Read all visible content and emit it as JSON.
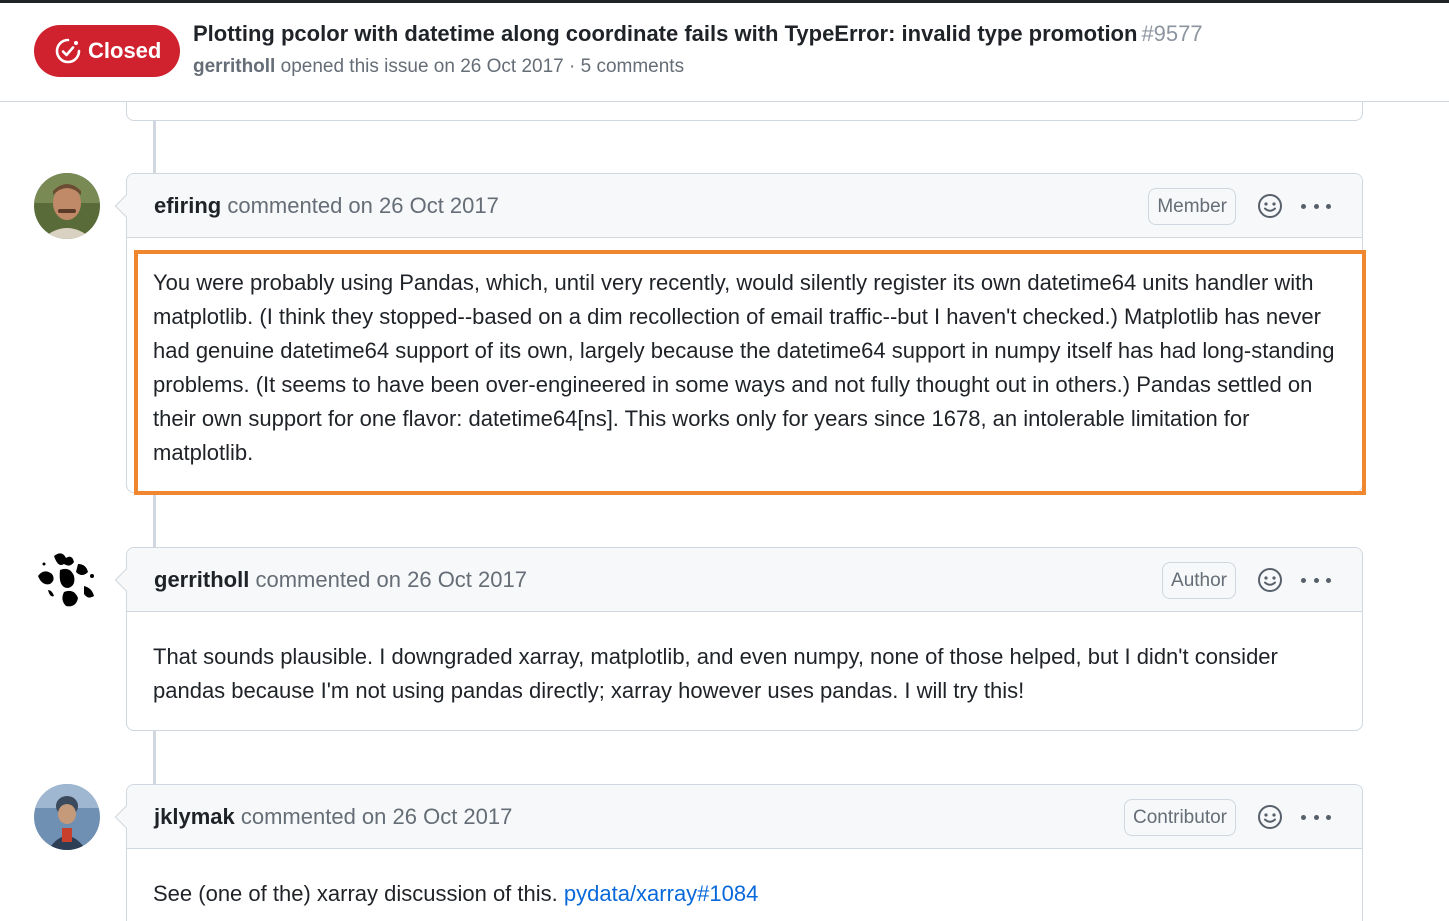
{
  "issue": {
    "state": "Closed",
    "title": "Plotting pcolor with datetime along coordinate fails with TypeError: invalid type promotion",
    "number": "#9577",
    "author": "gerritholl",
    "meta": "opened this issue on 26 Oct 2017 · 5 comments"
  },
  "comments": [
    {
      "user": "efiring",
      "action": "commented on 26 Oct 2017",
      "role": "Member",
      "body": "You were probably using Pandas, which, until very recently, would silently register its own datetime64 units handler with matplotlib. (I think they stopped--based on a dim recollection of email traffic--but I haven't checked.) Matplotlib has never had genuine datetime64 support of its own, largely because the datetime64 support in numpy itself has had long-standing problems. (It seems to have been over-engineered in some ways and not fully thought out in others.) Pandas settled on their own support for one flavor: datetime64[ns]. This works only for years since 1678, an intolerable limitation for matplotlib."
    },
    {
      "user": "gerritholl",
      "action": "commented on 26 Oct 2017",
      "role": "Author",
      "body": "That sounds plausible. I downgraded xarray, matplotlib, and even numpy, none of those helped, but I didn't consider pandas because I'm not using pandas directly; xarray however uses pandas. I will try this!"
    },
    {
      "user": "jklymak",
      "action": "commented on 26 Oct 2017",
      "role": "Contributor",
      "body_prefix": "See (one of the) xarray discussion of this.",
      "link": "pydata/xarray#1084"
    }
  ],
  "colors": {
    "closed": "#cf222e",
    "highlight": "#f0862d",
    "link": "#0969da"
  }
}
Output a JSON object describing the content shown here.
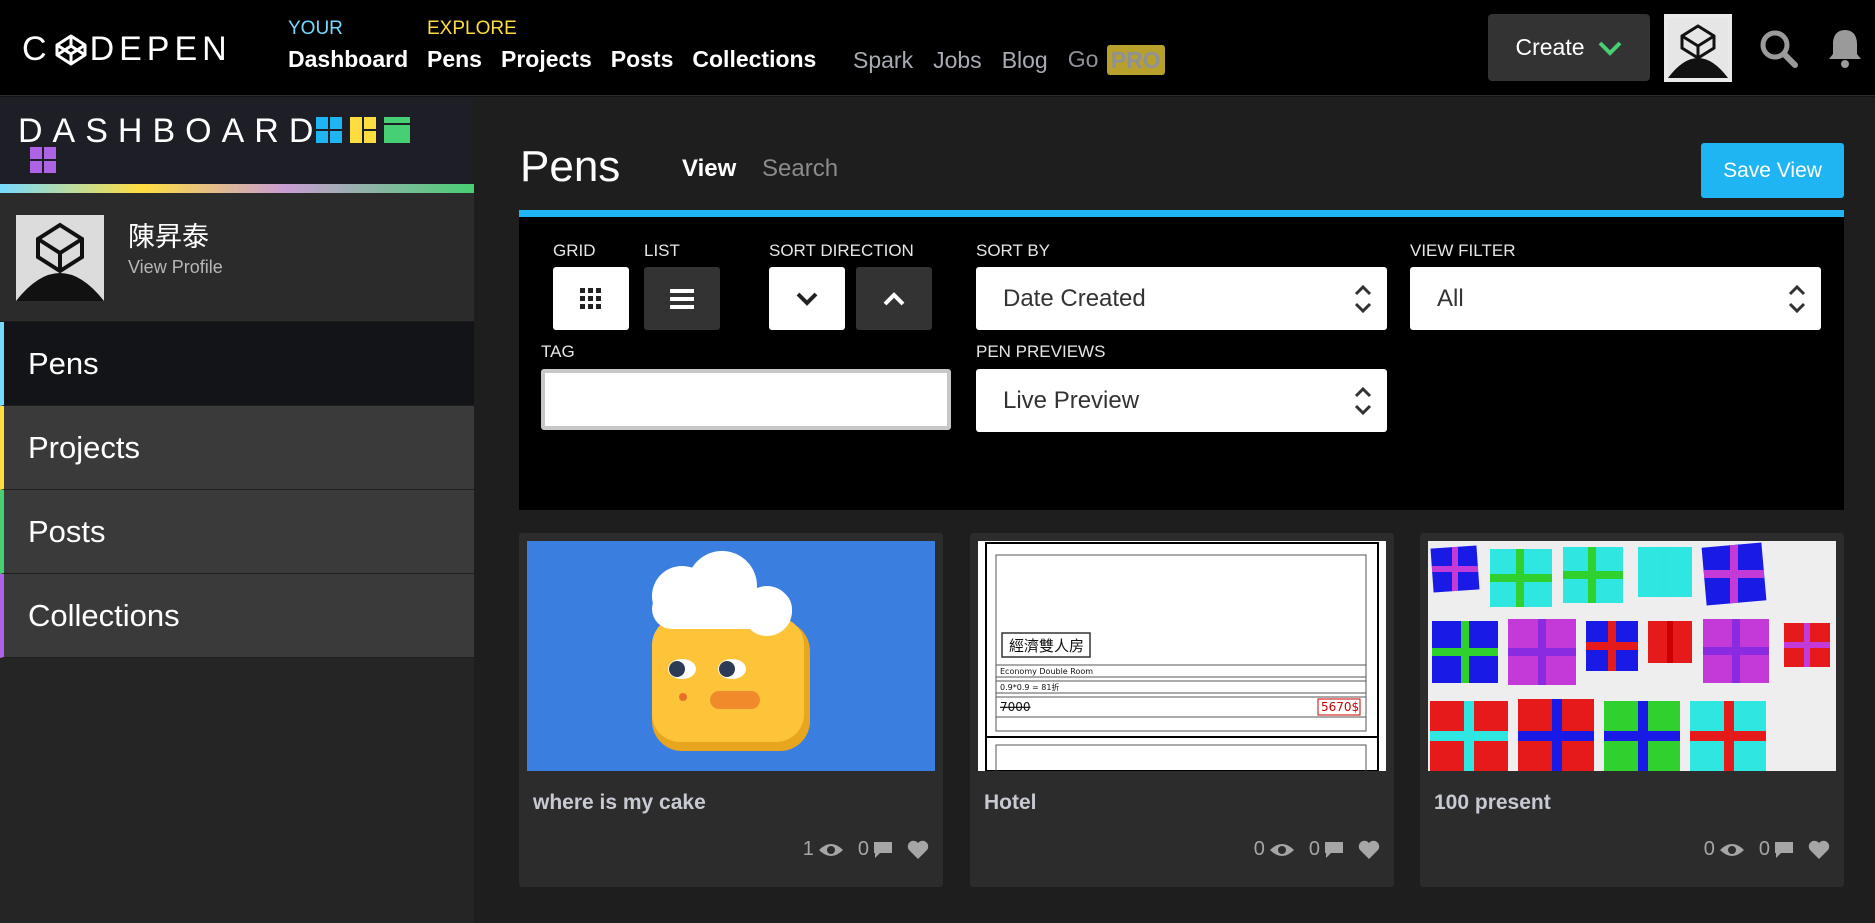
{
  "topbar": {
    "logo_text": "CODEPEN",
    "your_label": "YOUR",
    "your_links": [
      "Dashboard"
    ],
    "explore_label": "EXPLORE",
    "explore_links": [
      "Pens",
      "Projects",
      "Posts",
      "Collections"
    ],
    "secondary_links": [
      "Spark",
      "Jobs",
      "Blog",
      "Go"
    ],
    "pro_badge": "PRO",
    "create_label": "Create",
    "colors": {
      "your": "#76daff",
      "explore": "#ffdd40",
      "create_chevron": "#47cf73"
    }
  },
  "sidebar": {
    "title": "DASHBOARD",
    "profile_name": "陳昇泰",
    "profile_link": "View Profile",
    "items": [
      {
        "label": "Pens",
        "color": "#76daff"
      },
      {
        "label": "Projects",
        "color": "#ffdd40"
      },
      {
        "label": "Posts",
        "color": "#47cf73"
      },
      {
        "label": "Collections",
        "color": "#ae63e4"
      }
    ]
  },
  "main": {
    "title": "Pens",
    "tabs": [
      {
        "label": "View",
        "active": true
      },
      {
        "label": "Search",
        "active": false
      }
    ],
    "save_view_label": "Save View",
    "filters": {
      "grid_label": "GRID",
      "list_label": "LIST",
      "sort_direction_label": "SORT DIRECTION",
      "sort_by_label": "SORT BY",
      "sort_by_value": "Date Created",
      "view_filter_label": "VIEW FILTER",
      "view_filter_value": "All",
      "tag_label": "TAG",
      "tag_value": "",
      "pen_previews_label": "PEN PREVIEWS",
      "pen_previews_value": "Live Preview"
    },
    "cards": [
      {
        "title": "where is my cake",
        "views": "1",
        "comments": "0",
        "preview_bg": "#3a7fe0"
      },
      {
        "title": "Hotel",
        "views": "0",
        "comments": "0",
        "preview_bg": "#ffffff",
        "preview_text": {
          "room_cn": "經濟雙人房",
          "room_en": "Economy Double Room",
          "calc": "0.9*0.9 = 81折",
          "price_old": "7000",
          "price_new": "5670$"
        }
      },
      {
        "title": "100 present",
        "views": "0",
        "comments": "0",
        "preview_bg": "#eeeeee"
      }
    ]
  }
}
○ ○ ○
In the listing, how many lines hold "JSON"? Answer with a bare number.

**CORRECT RESPONSE**
2